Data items

## BEGIN

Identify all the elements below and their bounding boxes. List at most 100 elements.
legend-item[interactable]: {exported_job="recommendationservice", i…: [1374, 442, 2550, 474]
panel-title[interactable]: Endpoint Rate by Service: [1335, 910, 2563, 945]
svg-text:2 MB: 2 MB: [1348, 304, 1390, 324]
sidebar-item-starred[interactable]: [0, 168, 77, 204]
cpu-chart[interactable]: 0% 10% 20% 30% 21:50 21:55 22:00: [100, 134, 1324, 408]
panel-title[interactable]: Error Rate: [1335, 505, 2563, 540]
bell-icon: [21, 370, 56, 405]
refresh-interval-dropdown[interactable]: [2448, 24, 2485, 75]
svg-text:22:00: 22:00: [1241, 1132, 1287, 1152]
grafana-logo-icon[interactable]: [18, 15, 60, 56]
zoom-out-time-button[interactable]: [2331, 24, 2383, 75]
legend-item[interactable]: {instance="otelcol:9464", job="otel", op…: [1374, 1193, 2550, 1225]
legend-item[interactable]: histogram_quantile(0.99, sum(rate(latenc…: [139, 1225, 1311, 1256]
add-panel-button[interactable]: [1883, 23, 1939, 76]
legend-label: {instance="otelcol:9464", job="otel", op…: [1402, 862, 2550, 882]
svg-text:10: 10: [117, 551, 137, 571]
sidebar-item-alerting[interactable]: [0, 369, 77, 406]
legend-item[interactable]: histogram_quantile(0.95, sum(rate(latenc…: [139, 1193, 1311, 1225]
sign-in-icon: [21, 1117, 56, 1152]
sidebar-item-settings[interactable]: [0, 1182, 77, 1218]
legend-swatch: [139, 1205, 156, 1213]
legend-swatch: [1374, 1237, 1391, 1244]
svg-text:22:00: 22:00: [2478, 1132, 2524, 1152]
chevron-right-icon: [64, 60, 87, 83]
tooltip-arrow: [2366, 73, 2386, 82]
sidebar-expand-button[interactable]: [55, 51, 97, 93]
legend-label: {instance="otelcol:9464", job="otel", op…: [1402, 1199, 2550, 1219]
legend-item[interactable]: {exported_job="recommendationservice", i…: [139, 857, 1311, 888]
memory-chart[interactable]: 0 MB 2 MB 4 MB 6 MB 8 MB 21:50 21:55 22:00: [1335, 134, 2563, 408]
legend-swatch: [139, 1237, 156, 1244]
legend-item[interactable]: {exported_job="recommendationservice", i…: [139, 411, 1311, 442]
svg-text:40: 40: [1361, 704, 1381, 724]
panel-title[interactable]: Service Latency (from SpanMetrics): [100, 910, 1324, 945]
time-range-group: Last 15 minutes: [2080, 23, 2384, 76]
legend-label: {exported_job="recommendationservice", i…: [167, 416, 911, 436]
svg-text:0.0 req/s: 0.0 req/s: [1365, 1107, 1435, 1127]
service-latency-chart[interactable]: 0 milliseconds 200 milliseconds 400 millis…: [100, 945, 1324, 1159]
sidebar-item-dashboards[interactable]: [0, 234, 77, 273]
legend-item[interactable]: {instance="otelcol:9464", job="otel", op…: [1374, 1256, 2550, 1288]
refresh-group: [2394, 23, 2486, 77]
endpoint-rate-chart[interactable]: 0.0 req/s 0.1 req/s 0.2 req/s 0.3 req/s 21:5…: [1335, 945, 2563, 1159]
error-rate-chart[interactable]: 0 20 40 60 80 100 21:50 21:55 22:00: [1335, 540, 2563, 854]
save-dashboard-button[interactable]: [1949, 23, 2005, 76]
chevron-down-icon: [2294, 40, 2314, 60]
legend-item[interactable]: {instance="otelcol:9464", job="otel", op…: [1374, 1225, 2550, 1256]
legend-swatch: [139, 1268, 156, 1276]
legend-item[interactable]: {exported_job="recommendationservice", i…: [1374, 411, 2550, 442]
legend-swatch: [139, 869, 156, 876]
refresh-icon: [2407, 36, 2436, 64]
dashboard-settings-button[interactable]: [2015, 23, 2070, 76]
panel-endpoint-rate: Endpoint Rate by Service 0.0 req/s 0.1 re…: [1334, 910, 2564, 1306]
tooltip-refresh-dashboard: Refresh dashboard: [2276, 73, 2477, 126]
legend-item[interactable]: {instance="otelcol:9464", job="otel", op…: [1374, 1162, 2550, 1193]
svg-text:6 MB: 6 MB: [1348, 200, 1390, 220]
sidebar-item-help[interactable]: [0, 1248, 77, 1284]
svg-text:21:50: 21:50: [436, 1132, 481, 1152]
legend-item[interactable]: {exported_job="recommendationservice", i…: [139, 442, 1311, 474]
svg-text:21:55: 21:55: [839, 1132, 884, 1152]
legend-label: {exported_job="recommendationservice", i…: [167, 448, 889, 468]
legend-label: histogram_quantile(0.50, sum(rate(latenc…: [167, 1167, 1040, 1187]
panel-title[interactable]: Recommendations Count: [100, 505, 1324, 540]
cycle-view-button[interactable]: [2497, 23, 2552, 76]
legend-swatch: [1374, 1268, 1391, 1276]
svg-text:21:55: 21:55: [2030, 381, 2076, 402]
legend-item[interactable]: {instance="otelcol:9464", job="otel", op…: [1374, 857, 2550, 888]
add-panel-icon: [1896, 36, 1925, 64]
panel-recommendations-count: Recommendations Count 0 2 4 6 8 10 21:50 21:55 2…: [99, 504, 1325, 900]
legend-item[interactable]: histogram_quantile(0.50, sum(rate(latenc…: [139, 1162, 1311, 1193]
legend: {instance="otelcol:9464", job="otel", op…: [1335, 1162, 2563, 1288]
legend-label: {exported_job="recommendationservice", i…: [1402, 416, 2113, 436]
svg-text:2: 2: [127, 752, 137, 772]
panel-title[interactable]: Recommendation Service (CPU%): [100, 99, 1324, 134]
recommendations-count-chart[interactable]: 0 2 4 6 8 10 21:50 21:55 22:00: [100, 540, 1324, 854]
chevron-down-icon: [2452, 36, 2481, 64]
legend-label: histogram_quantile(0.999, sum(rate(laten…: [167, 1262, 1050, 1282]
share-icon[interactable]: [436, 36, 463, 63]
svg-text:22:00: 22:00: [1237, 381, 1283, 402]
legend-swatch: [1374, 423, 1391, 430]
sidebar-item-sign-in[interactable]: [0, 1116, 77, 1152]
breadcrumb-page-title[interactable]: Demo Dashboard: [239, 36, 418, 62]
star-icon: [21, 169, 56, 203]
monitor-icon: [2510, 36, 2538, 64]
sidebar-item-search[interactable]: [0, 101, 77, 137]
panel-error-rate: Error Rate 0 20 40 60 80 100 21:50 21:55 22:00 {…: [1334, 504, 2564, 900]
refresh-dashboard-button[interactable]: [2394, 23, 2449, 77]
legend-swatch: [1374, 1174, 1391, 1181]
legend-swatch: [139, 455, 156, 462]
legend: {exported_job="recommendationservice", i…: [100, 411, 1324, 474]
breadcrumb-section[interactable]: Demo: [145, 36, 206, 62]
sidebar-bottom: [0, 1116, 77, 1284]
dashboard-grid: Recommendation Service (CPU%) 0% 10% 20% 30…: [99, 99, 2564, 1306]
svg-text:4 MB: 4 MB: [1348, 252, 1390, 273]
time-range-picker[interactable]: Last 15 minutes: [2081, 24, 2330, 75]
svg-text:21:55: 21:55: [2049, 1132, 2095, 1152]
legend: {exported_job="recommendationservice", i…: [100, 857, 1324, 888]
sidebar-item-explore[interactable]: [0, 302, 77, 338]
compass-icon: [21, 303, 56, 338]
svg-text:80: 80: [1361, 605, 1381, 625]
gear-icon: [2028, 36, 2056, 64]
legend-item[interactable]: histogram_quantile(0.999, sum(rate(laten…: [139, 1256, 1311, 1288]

## END

Directions:
Retype every one of the entries above, line for line, without changing a single character.

The result:
Identify all the elements below and their bounding boxes. List at most 100 elements.
legend-item[interactable]: {exported_job="recommendationservice", i…: [1374, 442, 2550, 474]
panel-title[interactable]: Endpoint Rate by Service: [1335, 910, 2563, 945]
svg-text:2 MB: 2 MB: [1348, 304, 1390, 324]
sidebar-item-starred[interactable]: [0, 168, 77, 204]
cpu-chart[interactable]: 0% 10% 20% 30% 21:50 21:55 22:00: [100, 134, 1324, 408]
panel-title[interactable]: Error Rate: [1335, 505, 2563, 540]
bell-icon: [21, 370, 56, 405]
refresh-interval-dropdown[interactable]: [2448, 24, 2485, 75]
svg-text:22:00: 22:00: [1241, 1132, 1287, 1152]
grafana-logo-icon[interactable]: [18, 15, 60, 56]
zoom-out-time-button[interactable]: [2331, 24, 2383, 75]
legend-item[interactable]: {instance="otelcol:9464", job="otel", op…: [1374, 1193, 2550, 1225]
legend-item[interactable]: histogram_quantile(0.99, sum(rate(latenc…: [139, 1225, 1311, 1256]
add-panel-button[interactable]: [1883, 23, 1939, 76]
legend-label: {instance="otelcol:9464", job="otel", op…: [1402, 862, 2550, 882]
svg-text:10: 10: [117, 551, 137, 571]
sidebar-item-alerting[interactable]: [0, 369, 77, 406]
legend-item[interactable]: histogram_quantile(0.95, sum(rate(latenc…: [139, 1193, 1311, 1225]
sign-in-icon: [21, 1117, 56, 1152]
sidebar-item-settings[interactable]: [0, 1182, 77, 1218]
legend-swatch: [139, 1205, 156, 1213]
legend-swatch: [1374, 1237, 1391, 1244]
svg-text:22:00: 22:00: [2478, 1132, 2524, 1152]
chevron-right-icon: [64, 60, 87, 83]
tooltip-arrow: [2366, 73, 2386, 82]
sidebar-expand-button[interactable]: [55, 51, 97, 93]
legend-label: {instance="otelcol:9464", job="otel", op…: [1402, 1199, 2550, 1219]
legend-item[interactable]: {exported_job="recommendationservice", i…: [139, 857, 1311, 888]
memory-chart[interactable]: 0 MB 2 MB 4 MB 6 MB 8 MB 21:50 21:55 22:00: [1335, 134, 2563, 408]
legend-swatch: [139, 1237, 156, 1244]
legend-item[interactable]: {exported_job="recommendationservice", i…: [139, 411, 1311, 442]
svg-text:40: 40: [1361, 704, 1381, 724]
panel-title[interactable]: Service Latency (from SpanMetrics): [100, 910, 1324, 945]
time-range-group: Last 15 minutes: [2080, 23, 2384, 76]
legend-label: {exported_job="recommendationservice", i…: [167, 416, 911, 436]
svg-text:0.0 req/s: 0.0 req/s: [1365, 1107, 1435, 1127]
service-latency-chart[interactable]: 0 milliseconds 200 milliseconds 400 millis…: [100, 945, 1324, 1159]
sidebar-item-dashboards[interactable]: [0, 234, 77, 273]
legend-item[interactable]: {instance="otelcol:9464", job="otel", op…: [1374, 1256, 2550, 1288]
refresh-group: [2394, 23, 2486, 77]
endpoint-rate-chart[interactable]: 0.0 req/s 0.1 req/s 0.2 req/s 0.3 req/s 21:5…: [1335, 945, 2563, 1159]
error-rate-chart[interactable]: 0 20 40 60 80 100 21:50 21:55 22:00: [1335, 540, 2563, 854]
save-dashboard-button[interactable]: [1949, 23, 2005, 76]
chevron-down-icon: [2294, 40, 2314, 60]
legend-item[interactable]: {instance="otelcol:9464", job="otel", op…: [1374, 1225, 2550, 1256]
legend-swatch: [139, 1268, 156, 1276]
legend-item[interactable]: {exported_job="recommendationservice", i…: [1374, 411, 2550, 442]
legend-swatch: [139, 869, 156, 876]
refresh-icon: [2407, 36, 2436, 64]
dashboard-settings-button[interactable]: [2015, 23, 2070, 76]
panel-endpoint-rate: Endpoint Rate by Service 0.0 req/s 0.1 re…: [1334, 910, 2564, 1306]
tooltip-refresh-dashboard: Refresh dashboard: [2276, 73, 2477, 126]
legend-item[interactable]: {instance="otelcol:9464", job="otel", op…: [1374, 1162, 2550, 1193]
svg-text:6 MB: 6 MB: [1348, 200, 1390, 220]
sidebar-item-help[interactable]: [0, 1248, 77, 1284]
svg-text:21:50: 21:50: [436, 1132, 481, 1152]
legend-item[interactable]: {exported_job="recommendationservice", i…: [139, 442, 1311, 474]
svg-text:21:55: 21:55: [839, 1132, 884, 1152]
legend-label: {exported_job="recommendationservice", i…: [167, 448, 889, 468]
legend-label: histogram_quantile(0.50, sum(rate(latenc…: [167, 1167, 1040, 1187]
panel-title[interactable]: Recommendations Count: [100, 505, 1324, 540]
cycle-view-button[interactable]: [2497, 23, 2552, 76]
legend-swatch: [1374, 1268, 1391, 1276]
svg-text:21:55: 21:55: [2030, 381, 2076, 402]
legend-item[interactable]: {instance="otelcol:9464", job="otel", op…: [1374, 857, 2550, 888]
add-panel-icon: [1896, 36, 1925, 64]
panel-recommendations-count: Recommendations Count 0 2 4 6 8 10 21:50 21:55 2…: [99, 504, 1325, 900]
legend-item[interactable]: histogram_quantile(0.50, sum(rate(latenc…: [139, 1162, 1311, 1193]
legend: {instance="otelcol:9464", job="otel", op…: [1335, 1162, 2563, 1288]
legend-label: {exported_job="recommendationservice", i…: [1402, 416, 2113, 436]
svg-text:2: 2: [127, 752, 137, 772]
panel-title[interactable]: Recommendation Service (CPU%): [100, 99, 1324, 134]
recommendations-count-chart[interactable]: 0 2 4 6 8 10 21:50 21:55 22:00: [100, 540, 1324, 854]
chevron-down-icon: [2452, 36, 2481, 64]
legend-label: histogram_quantile(0.999, sum(rate(laten…: [167, 1262, 1050, 1282]
share-icon[interactable]: [436, 36, 463, 63]
svg-text:22:00: 22:00: [1237, 381, 1283, 402]
legend-swatch: [1374, 423, 1391, 430]
sidebar-item-sign-in[interactable]: [0, 1116, 77, 1152]
breadcrumb-page-title[interactable]: Demo Dashboard: [239, 36, 418, 62]
star-icon: [21, 169, 56, 203]
monitor-icon: [2510, 36, 2538, 64]
sidebar-item-search[interactable]: [0, 101, 77, 137]
panel-error-rate: Error Rate 0 20 40 60 80 100 21:50 21:55 22:00 {…: [1334, 504, 2564, 900]
refresh-dashboard-button[interactable]: [2394, 23, 2449, 77]
legend-swatch: [1374, 1174, 1391, 1181]
legend-swatch: [139, 455, 156, 462]
legend: {exported_job="recommendationservice", i…: [100, 411, 1324, 474]
breadcrumb-section[interactable]: Demo: [145, 36, 206, 62]
sidebar-bottom: [0, 1116, 77, 1284]
dashboard-grid: Recommendation Service (CPU%) 0% 10% 20% 30…: [99, 99, 2564, 1306]
svg-text:4 MB: 4 MB: [1348, 252, 1390, 273]
time-range-picker[interactable]: Last 15 minutes: [2081, 24, 2330, 75]
svg-text:21:55: 21:55: [2049, 1132, 2095, 1152]
legend: {exported_job="recommendationservice", i…: [100, 857, 1324, 888]
sidebar-item-explore[interactable]: [0, 302, 77, 338]
compass-icon: [21, 303, 56, 338]
svg-text:80: 80: [1361, 605, 1381, 625]
gear-icon: [2028, 36, 2056, 64]
legend-item[interactable]: histogram_quantile(0.999, sum(rate(laten…: [139, 1256, 1311, 1288]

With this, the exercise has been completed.